WHAT THE EXERCISE ASKS —
Count up the lines in the following listing that hold the word "Примечание", then give only that count.

EXCERPTED RECORDS —
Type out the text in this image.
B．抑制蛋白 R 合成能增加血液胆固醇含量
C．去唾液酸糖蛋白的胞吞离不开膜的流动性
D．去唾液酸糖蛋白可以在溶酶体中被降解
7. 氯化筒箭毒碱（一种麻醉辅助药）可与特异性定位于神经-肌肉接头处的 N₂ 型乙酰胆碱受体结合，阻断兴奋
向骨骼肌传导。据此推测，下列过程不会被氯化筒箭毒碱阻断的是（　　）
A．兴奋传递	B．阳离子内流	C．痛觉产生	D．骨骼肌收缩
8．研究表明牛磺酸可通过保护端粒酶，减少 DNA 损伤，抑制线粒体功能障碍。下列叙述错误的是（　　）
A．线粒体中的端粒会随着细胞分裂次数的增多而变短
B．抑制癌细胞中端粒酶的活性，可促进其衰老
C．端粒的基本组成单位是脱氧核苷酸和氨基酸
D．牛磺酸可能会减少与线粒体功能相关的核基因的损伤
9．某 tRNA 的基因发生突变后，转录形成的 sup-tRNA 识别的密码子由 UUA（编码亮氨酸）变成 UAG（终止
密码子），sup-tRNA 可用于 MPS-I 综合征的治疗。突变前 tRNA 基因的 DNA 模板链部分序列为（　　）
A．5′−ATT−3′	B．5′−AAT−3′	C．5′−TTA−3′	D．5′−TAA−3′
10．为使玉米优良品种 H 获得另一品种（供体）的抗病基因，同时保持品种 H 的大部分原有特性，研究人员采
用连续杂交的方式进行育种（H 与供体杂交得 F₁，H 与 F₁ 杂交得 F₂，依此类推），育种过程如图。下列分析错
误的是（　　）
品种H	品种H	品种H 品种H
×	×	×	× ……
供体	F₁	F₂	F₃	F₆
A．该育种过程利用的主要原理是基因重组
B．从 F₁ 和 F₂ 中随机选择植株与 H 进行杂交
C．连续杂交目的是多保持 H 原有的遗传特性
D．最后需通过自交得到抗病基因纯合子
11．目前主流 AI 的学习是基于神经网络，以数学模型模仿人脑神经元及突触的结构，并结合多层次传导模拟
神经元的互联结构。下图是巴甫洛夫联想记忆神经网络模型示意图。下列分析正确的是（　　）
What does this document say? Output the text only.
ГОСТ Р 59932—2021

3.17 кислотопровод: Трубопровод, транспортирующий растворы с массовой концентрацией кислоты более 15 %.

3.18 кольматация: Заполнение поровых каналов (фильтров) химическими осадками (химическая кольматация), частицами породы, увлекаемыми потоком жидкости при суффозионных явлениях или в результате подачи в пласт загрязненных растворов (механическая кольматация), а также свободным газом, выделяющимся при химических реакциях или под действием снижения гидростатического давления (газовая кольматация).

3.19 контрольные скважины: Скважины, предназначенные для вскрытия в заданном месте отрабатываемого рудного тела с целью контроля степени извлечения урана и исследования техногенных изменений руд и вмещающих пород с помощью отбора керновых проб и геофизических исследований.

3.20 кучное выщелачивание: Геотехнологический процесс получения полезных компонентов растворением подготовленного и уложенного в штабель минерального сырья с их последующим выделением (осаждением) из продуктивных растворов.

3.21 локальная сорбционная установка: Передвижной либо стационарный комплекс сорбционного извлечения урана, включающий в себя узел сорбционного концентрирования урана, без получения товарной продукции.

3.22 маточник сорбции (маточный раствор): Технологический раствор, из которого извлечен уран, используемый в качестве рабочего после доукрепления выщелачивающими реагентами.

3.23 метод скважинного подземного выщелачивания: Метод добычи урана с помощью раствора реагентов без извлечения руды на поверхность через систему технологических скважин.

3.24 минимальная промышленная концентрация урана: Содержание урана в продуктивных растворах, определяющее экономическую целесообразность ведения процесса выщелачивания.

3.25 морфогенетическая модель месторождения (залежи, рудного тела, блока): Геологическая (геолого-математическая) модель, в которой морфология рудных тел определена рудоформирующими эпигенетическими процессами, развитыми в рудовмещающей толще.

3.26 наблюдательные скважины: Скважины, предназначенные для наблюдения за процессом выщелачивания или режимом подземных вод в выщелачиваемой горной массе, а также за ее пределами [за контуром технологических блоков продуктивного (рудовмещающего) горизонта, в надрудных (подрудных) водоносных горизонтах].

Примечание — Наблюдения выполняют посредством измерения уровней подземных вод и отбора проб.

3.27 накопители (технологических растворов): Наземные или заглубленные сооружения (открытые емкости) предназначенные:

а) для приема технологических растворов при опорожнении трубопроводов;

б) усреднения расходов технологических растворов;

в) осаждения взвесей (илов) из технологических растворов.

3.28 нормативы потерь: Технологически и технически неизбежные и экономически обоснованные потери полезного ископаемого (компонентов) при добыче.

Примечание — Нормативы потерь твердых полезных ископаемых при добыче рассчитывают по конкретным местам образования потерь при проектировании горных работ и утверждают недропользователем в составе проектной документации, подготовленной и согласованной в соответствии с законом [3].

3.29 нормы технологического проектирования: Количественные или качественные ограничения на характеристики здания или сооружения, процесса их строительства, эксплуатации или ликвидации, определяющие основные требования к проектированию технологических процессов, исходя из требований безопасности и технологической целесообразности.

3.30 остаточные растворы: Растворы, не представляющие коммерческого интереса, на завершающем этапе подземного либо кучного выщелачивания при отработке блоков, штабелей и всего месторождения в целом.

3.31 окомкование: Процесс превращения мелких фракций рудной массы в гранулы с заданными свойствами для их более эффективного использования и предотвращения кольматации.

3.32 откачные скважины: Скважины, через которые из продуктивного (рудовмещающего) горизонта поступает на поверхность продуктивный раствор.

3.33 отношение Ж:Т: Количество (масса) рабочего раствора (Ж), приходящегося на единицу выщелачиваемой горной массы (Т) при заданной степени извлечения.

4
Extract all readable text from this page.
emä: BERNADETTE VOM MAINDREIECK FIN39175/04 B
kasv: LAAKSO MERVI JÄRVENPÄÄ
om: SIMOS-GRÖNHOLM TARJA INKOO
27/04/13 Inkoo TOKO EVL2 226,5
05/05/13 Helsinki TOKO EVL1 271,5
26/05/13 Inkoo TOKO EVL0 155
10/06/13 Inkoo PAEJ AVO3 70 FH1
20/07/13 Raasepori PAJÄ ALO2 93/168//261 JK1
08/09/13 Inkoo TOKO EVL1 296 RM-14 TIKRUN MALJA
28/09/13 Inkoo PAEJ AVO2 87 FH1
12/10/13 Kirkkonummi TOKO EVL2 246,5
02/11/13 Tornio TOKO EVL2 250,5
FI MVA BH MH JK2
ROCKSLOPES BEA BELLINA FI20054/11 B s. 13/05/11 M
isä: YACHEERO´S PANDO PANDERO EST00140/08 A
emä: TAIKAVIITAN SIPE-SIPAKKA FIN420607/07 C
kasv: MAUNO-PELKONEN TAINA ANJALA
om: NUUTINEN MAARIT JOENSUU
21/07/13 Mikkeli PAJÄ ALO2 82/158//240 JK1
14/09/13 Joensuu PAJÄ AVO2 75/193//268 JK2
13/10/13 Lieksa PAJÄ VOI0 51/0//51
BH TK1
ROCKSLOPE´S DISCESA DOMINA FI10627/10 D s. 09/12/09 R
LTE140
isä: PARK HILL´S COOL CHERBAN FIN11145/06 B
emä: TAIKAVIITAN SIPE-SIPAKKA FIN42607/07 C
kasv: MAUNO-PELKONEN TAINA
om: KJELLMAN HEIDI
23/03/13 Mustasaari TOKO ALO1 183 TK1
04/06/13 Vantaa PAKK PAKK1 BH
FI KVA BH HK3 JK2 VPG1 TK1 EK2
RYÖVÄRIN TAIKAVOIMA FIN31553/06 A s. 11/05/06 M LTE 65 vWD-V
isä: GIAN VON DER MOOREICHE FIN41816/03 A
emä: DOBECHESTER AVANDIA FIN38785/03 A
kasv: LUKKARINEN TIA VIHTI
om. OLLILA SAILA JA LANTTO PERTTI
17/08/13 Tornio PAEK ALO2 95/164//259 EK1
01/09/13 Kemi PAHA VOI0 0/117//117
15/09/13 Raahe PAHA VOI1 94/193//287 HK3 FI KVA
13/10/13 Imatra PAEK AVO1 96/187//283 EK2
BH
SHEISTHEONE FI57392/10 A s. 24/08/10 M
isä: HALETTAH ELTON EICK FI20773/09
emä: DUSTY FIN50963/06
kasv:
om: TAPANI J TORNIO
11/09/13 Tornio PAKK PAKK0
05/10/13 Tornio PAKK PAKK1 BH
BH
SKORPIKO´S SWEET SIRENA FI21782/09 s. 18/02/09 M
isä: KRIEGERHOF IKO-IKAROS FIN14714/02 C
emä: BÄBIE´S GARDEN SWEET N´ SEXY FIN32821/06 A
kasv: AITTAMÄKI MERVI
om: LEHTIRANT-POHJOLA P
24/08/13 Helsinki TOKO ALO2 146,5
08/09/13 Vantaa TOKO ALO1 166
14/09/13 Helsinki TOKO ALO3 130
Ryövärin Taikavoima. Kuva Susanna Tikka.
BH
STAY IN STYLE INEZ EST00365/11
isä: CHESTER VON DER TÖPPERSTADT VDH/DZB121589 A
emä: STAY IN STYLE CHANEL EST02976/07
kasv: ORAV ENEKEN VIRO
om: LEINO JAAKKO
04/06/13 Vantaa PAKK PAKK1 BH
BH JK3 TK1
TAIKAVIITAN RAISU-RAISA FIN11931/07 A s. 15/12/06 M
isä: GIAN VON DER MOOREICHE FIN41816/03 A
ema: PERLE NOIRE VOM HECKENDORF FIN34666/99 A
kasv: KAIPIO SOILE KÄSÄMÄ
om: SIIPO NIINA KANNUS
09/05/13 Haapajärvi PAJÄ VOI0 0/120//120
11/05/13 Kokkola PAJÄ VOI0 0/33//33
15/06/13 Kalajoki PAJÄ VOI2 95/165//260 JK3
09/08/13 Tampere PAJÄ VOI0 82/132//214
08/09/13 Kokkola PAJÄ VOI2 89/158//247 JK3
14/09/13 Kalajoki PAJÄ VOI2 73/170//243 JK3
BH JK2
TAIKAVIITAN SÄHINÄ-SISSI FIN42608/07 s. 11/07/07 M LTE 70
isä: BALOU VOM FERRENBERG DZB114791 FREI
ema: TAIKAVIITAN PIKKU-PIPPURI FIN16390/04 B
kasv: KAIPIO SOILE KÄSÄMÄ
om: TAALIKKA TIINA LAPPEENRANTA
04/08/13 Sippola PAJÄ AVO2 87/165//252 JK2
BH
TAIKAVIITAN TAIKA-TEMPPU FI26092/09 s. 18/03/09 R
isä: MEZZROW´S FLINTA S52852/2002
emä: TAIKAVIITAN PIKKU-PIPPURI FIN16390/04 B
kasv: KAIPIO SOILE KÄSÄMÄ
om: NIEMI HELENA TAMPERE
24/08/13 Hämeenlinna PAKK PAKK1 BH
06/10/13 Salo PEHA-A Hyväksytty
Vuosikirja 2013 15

RESULT BELOW —
2